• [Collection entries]
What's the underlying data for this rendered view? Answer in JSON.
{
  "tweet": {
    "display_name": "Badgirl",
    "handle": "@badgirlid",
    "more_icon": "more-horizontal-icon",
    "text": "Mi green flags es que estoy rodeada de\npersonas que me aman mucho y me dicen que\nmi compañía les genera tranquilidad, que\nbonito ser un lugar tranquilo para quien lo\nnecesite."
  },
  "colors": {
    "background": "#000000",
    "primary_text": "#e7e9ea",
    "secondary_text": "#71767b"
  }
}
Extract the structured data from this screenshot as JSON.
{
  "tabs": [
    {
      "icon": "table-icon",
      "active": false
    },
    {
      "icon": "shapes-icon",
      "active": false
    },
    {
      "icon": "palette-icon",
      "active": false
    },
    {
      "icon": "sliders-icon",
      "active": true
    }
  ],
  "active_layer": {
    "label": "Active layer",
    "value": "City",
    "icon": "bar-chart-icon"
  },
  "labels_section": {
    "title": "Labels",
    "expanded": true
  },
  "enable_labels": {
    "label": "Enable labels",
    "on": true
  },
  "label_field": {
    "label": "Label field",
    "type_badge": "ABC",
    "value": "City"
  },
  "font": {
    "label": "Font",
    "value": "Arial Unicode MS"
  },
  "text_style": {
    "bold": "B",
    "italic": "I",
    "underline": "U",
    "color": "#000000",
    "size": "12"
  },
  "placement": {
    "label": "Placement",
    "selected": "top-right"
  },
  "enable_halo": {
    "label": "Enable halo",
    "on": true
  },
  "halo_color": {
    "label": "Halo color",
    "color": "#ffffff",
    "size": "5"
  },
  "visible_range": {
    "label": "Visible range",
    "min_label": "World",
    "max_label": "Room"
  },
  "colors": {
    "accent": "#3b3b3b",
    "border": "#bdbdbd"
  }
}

• [REQUIRED WORK]
Among the lines of the material above, how many include the string "icon"? Report only that number.

• [SOLUTION]
6